◆ DIRECTIVE ◆
Write out the listing below in full and exactly, leaving out every picture.

-------- RECORDS TO USE --------

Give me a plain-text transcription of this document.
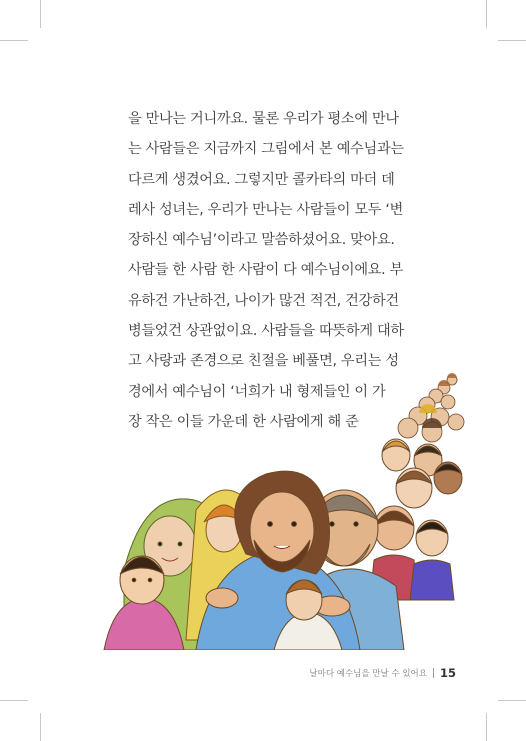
을 만나는 거니까요. 물론 우리가 평소에 만나
는 사람들은 지금까지 그림에서 본 예수님과는
다르게 생겼어요. 그렇지만 콜카타의 마더 데
레사 성녀는, 우리가 만나는 사람들이 모두 ‘변
장하신 예수님’이라고 말씀하셨어요. 맞아요.
사람들 한 사람 한 사람이 다 예수님이에요. 부
유하건 가난하건, 나이가 많건 적건, 건강하건
병들었건 상관없이요. 사람들을 따뜻하게 대하
고 사랑과 존경으로 친절을 베풀면, 우리는 성
경에서 예수님이 ‘너희가 내 형제들인 이 가
장 작은 이들 가운데 한 사람에게 해 준
날마다 예수님을 만날 수 있어요 15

--------

◆ WRITTEN RESPONSE ◆
Give me a plain-text transcription of this document.
을 만나는 거니까요. 물론 우리가 평소에 만나
는 사람들은 지금까지 그림에서 본 예수님과는
다르게 생겼어요. 그렇지만 콜카타의 마더 데
레사 성녀는, 우리가 만나는 사람들이 모두 ‘변
장하신 예수님’이라고 말씀하셨어요. 맞아요.
사람들 한 사람 한 사람이 다 예수님이에요. 부
유하건 가난하건, 나이가 많건 적건, 건강하건
병들었건 상관없이요. 사람들을 따뜻하게 대하
고 사랑과 존경으로 친절을 베풀면, 우리는 성
경에서 예수님이 ‘너희가 내 형제들인 이 가
장 작은 이들 가운데 한 사람에게 해 준
날마다 예수님을 만날 수 있어요 15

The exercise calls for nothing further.